# [Set problem]
Skip the pictures. Transcribe the rest of the data below without changing a word.

# [Extracted material]
************
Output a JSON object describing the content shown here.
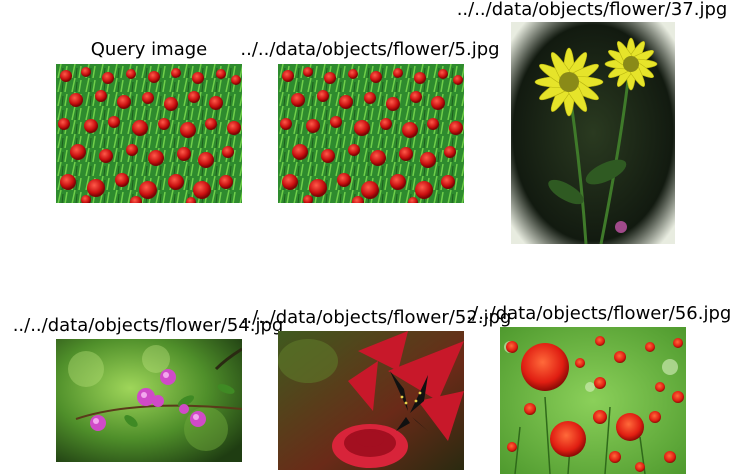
{
  "figure": {
    "panels": [
      {
        "title": "Query image",
        "image": "red-globe-amaranth-field"
      },
      {
        "title": "../../data/objects/flower/5.jpg",
        "image": "red-globe-amaranth-field"
      },
      {
        "title": "../../data/objects/flower/37.jpg",
        "image": "yellow-daisy-flowers"
      },
      {
        "title": "../../data/objects/flower/54.jpg",
        "image": "pink-bougainvillea-branch"
      },
      {
        "title": "../../data/objects/flower/52.jpg",
        "image": "black-butterfly-on-red-flower"
      },
      {
        "title": "../../data/objects/flower/56.jpg",
        "image": "red-globe-amaranth-closeup"
      }
    ]
  }
}
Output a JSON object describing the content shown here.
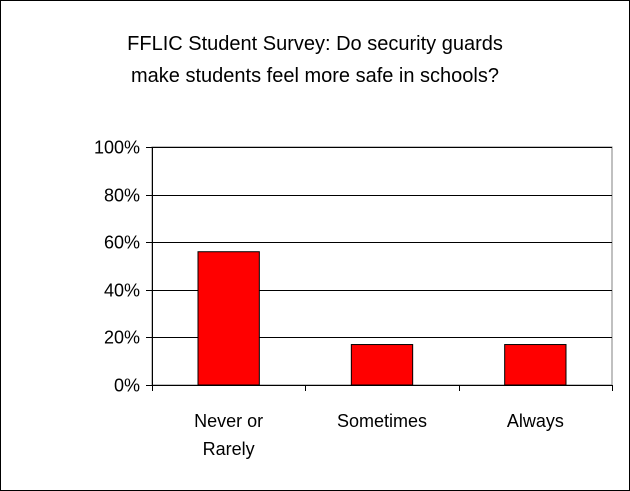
{
  "chart_data": {
    "type": "bar",
    "title_lines": [
      "FFLIC Student Survey: Do security guards",
      "make students feel more safe in schools?"
    ],
    "categories": [
      [
        "Never or",
        "Rarely"
      ],
      [
        "Sometimes"
      ],
      [
        "Always"
      ]
    ],
    "values": [
      56,
      17,
      17
    ],
    "value_format": "percent",
    "ylim": [
      0,
      100
    ],
    "yticks": [
      0,
      20,
      40,
      60,
      80,
      100
    ],
    "ytick_labels": [
      "0%",
      "20%",
      "40%",
      "60%",
      "80%",
      "100%"
    ],
    "grid": true,
    "legend": "none",
    "bar_color": "#ff0000",
    "bar_edge_color": "#000000"
  }
}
************
# [The reply]
Output a JSON object describing the content shown here.
{
  "figure": {
    "panels": [
      {
        "title": "Query image",
        "image": "red-globe-amaranth-field"
      },
      {
        "title": "../../data/objects/flower/5.jpg",
        "image": "red-globe-amaranth-field"
      },
      {
        "title": "../../data/objects/flower/37.jpg",
        "image": "yellow-daisy-flowers"
      },
      {
        "title": "../../data/objects/flower/54.jpg",
        "image": "pink-bougainvillea-branch"
      },
      {
        "title": "../../data/objects/flower/52.jpg",
        "image": "black-butterfly-on-red-flower"
      },
      {
        "title": "../../data/objects/flower/56.jpg",
        "image": "red-globe-amaranth-closeup"
      }
    ]
  }
}
Output a JSON object describing the content shown here.
{
  "chart_data": {
    "type": "bar",
    "title_lines": [
      "FFLIC Student Survey: Do security guards",
      "make students feel more safe in schools?"
    ],
    "categories": [
      [
        "Never or",
        "Rarely"
      ],
      [
        "Sometimes"
      ],
      [
        "Always"
      ]
    ],
    "values": [
      56,
      17,
      17
    ],
    "value_format": "percent",
    "ylim": [
      0,
      100
    ],
    "yticks": [
      0,
      20,
      40,
      60,
      80,
      100
    ],
    "ytick_labels": [
      "0%",
      "20%",
      "40%",
      "60%",
      "80%",
      "100%"
    ],
    "grid": true,
    "legend": "none",
    "bar_color": "#ff0000",
    "bar_edge_color": "#000000"
  }
}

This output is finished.